=== What to produce ===
Tally the lines that include the word "this" and reply with nothing but the total.

'''

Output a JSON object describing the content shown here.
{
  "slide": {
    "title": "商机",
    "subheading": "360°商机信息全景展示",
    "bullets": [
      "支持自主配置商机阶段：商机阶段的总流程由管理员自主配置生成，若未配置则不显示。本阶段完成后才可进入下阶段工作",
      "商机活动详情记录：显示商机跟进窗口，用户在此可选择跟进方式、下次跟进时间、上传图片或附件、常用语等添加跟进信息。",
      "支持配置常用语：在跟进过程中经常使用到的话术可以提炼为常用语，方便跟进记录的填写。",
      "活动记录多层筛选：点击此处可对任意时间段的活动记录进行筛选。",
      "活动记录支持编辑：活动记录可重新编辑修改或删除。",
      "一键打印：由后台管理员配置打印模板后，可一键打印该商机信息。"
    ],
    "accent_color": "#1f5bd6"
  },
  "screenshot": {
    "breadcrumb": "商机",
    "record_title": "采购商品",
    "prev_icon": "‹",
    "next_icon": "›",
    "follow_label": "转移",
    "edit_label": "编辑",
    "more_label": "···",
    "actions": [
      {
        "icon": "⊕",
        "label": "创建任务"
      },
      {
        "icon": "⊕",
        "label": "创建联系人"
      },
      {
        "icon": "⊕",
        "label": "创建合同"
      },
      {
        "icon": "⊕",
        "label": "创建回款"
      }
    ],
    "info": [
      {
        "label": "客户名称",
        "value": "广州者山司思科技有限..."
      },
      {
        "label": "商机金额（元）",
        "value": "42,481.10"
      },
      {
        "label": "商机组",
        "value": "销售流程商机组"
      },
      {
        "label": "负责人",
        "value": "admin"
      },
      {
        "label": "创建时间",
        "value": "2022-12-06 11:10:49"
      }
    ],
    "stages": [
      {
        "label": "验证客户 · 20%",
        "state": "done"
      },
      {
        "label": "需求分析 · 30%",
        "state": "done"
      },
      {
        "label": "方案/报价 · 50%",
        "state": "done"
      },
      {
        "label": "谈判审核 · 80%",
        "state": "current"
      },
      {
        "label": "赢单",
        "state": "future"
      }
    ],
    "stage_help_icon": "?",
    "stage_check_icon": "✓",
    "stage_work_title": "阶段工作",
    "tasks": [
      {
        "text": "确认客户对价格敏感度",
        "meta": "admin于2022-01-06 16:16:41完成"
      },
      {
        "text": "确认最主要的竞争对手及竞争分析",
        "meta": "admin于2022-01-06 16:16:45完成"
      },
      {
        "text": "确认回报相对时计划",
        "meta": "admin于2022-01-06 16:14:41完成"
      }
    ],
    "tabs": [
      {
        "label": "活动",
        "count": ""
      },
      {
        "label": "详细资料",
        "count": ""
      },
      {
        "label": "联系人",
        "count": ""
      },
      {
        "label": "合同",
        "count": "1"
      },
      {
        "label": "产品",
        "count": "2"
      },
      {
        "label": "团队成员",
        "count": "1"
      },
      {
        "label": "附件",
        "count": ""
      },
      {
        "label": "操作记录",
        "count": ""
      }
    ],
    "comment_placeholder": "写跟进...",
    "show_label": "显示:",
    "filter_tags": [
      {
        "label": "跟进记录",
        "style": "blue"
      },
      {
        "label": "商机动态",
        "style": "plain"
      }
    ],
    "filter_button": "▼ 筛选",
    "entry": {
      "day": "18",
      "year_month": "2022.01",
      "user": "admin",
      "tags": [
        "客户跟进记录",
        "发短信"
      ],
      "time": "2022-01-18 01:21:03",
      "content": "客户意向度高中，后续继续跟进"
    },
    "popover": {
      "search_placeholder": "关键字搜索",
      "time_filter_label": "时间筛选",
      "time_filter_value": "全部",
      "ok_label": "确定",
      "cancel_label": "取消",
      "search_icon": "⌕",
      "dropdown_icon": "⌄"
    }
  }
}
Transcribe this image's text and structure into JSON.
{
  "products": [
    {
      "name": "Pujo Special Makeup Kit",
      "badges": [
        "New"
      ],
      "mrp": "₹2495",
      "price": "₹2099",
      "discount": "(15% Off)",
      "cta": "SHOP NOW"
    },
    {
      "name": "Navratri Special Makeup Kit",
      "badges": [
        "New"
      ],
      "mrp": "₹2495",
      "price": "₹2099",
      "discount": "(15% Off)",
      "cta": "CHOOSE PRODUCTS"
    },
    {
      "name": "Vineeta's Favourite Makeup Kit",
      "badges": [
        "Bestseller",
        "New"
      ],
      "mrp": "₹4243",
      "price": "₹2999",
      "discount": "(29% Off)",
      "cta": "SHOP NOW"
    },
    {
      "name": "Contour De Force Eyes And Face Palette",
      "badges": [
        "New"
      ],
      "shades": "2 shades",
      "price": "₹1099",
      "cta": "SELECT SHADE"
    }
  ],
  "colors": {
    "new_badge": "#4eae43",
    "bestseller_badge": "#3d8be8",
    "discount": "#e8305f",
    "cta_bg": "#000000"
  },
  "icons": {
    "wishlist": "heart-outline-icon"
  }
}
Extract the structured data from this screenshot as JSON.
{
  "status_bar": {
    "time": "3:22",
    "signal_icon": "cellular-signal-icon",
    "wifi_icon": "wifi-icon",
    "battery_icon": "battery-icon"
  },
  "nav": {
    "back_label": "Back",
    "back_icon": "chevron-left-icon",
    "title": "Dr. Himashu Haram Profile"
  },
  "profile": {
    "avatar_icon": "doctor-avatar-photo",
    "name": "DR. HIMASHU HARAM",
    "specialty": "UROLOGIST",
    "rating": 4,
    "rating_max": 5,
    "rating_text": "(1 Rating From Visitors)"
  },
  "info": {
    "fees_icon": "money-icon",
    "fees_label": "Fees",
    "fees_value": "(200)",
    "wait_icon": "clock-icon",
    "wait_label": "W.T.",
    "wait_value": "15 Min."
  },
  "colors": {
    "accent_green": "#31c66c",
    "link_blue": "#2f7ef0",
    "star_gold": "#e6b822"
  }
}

'''

=== Worked answer ===
2